■ What is being asked
Copy out each line below exactly as it appears.

_ _ _ _

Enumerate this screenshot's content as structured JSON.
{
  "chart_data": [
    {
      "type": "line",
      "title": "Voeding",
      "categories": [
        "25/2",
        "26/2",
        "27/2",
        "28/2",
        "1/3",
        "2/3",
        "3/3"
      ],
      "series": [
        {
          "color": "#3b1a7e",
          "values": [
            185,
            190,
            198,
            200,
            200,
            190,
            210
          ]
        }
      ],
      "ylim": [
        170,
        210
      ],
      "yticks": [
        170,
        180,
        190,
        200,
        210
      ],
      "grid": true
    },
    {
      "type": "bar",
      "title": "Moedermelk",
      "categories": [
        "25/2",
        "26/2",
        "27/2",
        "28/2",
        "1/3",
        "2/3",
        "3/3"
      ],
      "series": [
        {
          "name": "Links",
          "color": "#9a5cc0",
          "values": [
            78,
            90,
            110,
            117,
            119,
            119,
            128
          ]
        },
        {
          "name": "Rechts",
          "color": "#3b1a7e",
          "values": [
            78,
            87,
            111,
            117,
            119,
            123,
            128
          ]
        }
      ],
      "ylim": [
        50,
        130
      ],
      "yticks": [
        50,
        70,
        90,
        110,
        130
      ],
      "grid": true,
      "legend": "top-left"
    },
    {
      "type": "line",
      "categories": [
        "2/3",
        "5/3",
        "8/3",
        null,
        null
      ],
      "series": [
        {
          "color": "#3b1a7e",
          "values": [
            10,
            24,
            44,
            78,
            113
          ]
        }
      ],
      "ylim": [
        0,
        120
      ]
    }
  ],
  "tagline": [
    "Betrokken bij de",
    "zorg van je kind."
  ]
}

_ _ _ _

■ Right answer
Enumerate this screenshot's content as structured JSON.
{
  "chart_data": [
    {
      "type": "line",
      "title": "Voeding",
      "categories": [
        "25/2",
        "26/2",
        "27/2",
        "28/2",
        "1/3",
        "2/3",
        "3/3"
      ],
      "series": [
        {
          "color": "#3b1a7e",
          "values": [
            185,
            190,
            198,
            200,
            200,
            190,
            210
          ]
        }
      ],
      "ylim": [
        170,
        210
      ],
      "yticks": [
        170,
        180,
        190,
        200,
        210
      ],
      "grid": true
    },
    {
      "type": "bar",
      "title": "Moedermelk",
      "categories": [
        "25/2",
        "26/2",
        "27/2",
        "28/2",
        "1/3",
        "2/3",
        "3/3"
      ],
      "series": [
        {
          "name": "Links",
          "color": "#9a5cc0",
          "values": [
            78,
            90,
            110,
            117,
            119,
            119,
            128
          ]
        },
        {
          "name": "Rechts",
          "color": "#3b1a7e",
          "values": [
            78,
            87,
            111,
            117,
            119,
            123,
            128
          ]
        }
      ],
      "ylim": [
        50,
        130
      ],
      "yticks": [
        50,
        70,
        90,
        110,
        130
      ],
      "grid": true,
      "legend": "top-left"
    },
    {
      "type": "line",
      "categories": [
        "2/3",
        "5/3",
        "8/3",
        null,
        null
      ],
      "series": [
        {
          "color": "#3b1a7e",
          "values": [
            10,
            24,
            44,
            78,
            113
          ]
        }
      ],
      "ylim": [
        0,
        120
      ]
    }
  ],
  "tagline": [
    "Betrokken bij de",
    "zorg van je kind."
  ]
}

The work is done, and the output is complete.